» **EXERCISE GOAL**: Go through the entries and say how many lines contain the string "trois". The number is the whole answer.

Dataset items
- - - - - - -

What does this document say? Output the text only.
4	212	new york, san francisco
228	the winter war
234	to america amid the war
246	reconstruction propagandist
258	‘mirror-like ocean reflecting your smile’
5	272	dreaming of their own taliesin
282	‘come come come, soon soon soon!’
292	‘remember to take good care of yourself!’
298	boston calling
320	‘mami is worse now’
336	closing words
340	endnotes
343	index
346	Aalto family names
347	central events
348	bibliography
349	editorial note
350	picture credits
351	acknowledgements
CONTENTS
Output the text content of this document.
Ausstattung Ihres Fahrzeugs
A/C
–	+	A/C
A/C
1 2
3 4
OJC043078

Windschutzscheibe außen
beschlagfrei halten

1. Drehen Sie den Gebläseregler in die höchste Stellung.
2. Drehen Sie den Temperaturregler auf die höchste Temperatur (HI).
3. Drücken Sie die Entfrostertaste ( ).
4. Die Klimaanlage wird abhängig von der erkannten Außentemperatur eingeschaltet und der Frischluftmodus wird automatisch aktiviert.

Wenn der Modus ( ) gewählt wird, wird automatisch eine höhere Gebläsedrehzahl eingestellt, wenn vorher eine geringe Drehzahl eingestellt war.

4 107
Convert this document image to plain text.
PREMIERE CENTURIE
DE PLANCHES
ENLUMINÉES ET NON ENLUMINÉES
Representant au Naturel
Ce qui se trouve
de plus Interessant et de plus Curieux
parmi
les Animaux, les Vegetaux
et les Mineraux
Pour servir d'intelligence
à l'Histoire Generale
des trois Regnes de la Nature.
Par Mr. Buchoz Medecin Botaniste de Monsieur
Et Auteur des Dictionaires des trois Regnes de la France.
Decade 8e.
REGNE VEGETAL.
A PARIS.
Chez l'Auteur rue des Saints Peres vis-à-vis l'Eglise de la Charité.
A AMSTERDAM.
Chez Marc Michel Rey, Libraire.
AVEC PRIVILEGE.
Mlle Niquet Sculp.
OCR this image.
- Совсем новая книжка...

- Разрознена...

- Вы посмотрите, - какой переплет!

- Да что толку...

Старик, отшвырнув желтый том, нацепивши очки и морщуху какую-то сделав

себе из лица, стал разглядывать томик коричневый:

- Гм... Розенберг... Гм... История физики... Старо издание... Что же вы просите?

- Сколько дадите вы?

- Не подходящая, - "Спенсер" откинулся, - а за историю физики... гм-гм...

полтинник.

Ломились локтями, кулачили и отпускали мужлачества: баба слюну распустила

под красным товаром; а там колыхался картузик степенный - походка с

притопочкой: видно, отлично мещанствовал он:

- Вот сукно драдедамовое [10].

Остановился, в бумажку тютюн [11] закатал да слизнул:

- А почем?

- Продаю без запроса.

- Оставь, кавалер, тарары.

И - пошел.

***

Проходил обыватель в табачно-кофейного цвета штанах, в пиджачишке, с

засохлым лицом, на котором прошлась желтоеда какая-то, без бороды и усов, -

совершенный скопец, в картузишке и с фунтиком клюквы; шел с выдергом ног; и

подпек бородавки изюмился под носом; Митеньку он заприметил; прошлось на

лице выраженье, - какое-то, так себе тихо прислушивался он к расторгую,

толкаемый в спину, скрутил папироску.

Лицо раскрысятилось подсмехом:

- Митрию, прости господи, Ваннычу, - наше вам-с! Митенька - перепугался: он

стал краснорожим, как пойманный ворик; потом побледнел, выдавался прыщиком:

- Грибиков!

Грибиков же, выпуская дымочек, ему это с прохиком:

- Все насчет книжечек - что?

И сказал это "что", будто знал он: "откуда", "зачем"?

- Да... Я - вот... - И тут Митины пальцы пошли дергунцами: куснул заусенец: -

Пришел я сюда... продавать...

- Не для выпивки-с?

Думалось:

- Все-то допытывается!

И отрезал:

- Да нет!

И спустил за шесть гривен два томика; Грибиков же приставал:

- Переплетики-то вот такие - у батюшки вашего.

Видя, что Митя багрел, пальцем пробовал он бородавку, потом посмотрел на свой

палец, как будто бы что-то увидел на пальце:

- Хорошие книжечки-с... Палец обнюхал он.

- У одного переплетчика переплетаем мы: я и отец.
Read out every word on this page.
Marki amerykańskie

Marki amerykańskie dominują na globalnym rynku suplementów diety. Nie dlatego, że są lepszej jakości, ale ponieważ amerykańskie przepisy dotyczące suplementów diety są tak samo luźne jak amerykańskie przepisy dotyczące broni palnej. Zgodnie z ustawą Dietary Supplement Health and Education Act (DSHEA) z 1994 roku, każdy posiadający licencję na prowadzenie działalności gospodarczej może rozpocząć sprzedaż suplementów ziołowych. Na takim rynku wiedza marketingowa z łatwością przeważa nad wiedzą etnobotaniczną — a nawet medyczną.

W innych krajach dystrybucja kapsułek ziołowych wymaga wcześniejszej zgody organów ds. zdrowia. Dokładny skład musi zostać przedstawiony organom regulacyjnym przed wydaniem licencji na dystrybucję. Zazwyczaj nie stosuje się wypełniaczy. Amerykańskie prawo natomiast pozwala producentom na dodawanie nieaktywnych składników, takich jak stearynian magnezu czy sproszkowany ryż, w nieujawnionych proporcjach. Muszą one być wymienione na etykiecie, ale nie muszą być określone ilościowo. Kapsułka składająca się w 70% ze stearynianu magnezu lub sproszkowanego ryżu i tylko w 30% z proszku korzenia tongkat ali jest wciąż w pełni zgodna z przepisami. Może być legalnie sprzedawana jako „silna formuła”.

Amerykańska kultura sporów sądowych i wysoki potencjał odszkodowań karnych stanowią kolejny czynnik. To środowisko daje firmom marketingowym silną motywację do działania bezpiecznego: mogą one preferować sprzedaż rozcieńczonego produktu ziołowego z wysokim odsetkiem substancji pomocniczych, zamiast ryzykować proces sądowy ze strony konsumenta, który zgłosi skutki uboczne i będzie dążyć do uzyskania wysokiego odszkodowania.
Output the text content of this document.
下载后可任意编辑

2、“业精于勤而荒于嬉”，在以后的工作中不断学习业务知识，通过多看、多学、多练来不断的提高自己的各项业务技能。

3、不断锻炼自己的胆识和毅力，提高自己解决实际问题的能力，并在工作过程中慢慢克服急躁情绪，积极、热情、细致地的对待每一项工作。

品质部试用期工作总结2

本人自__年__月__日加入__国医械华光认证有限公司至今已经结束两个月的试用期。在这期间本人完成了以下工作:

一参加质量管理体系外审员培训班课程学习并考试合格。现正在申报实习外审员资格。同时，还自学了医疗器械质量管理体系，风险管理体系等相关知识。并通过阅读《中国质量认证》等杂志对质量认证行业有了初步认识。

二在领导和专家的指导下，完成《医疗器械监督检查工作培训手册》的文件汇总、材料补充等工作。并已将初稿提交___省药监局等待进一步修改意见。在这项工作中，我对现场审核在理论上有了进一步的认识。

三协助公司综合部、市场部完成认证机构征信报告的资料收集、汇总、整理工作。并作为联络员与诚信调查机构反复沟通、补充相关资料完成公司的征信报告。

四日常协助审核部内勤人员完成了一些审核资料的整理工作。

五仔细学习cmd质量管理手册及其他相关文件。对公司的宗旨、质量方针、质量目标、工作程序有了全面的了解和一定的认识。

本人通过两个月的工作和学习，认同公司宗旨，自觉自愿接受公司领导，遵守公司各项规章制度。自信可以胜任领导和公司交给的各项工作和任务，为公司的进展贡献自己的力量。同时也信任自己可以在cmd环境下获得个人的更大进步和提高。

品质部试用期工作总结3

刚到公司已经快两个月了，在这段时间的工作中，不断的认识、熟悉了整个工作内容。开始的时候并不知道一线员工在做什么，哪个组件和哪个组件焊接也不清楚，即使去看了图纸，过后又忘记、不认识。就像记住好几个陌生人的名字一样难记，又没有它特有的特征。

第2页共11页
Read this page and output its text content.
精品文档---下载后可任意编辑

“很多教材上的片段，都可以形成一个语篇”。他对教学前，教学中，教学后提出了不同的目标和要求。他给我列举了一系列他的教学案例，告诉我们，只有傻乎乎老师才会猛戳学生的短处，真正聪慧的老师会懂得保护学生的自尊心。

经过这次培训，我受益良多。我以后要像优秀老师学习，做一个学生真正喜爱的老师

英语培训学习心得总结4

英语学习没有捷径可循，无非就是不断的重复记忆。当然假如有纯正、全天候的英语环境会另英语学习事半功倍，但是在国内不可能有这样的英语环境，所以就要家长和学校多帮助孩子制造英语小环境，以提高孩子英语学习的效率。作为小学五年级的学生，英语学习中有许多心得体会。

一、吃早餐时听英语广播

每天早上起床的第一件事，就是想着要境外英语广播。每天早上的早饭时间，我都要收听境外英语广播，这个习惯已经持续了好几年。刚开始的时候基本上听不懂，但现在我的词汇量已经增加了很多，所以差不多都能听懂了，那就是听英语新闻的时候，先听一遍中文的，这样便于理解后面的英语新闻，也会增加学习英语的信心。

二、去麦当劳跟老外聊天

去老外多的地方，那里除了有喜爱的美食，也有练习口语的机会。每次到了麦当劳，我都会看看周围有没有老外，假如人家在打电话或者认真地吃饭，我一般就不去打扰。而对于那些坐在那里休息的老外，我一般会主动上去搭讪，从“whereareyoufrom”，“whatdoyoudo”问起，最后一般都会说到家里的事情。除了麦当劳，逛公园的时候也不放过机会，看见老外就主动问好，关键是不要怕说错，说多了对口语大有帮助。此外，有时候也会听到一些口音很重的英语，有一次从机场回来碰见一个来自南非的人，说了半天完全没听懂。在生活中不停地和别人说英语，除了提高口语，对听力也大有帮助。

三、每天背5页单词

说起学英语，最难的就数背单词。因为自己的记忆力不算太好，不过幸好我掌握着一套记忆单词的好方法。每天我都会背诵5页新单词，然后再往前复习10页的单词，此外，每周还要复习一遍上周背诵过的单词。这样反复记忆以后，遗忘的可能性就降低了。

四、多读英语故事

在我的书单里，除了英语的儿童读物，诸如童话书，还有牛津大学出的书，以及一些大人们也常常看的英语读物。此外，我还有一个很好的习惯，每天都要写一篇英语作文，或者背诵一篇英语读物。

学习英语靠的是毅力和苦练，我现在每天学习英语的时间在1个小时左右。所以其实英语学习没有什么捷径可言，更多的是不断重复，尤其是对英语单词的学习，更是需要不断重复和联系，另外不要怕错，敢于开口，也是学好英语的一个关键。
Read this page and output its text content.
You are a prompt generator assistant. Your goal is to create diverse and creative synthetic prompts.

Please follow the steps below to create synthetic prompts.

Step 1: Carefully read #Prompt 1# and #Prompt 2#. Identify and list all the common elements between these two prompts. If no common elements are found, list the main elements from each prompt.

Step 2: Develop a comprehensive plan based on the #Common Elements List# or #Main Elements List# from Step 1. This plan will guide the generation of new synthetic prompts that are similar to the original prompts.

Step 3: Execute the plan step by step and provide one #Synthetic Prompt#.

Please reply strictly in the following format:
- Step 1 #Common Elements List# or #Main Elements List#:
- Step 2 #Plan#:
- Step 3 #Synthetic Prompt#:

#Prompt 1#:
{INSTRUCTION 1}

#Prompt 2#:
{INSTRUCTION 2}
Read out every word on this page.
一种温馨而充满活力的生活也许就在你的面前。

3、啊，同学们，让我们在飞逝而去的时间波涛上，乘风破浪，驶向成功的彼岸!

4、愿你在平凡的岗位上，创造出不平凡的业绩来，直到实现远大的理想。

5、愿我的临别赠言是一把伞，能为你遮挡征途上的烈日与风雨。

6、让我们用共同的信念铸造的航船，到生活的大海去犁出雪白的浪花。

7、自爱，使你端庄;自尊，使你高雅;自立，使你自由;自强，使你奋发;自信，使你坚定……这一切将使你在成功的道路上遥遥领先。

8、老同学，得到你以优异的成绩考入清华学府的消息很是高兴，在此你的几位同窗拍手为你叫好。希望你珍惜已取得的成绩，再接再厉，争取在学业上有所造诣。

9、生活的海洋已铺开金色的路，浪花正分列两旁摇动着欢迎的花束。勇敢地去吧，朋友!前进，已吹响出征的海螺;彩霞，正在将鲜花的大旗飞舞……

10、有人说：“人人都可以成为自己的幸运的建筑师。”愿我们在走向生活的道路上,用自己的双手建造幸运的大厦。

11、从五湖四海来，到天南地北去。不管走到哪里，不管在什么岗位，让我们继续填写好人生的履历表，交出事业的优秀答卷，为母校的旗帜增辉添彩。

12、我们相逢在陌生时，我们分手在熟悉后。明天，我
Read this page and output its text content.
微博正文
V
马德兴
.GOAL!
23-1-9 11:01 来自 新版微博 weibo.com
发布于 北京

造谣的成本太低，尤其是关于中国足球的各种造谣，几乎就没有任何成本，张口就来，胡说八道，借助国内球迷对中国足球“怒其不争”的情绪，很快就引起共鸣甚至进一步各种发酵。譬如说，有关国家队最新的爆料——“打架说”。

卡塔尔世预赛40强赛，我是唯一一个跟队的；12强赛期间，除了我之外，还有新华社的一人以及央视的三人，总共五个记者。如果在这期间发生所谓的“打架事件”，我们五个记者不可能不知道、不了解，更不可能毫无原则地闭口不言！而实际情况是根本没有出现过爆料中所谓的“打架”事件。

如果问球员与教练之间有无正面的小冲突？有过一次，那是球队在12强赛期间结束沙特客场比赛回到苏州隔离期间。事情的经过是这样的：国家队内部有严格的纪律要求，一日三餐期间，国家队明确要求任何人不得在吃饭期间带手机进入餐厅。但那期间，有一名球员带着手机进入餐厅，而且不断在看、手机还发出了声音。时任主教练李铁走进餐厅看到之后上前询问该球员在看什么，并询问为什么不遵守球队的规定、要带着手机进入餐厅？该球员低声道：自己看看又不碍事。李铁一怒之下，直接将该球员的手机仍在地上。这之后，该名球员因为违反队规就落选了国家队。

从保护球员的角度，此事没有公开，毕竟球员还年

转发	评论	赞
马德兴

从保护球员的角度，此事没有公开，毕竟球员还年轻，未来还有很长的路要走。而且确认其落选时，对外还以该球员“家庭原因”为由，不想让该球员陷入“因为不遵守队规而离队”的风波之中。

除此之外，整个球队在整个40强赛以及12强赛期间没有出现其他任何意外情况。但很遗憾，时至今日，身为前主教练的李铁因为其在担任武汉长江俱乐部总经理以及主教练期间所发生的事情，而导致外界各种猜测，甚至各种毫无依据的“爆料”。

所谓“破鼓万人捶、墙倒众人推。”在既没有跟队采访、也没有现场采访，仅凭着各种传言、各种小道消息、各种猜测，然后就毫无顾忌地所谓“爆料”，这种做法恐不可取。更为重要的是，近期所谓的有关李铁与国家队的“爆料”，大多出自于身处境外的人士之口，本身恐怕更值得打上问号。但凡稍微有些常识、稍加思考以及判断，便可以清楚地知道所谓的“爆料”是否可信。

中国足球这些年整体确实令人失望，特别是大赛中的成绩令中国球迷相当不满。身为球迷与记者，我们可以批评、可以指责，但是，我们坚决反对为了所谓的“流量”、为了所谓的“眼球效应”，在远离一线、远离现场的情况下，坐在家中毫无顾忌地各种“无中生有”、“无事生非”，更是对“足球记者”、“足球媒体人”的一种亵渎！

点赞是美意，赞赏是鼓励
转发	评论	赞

- - - - - - -

» **ANSWER TO THE PROBLEM**: 2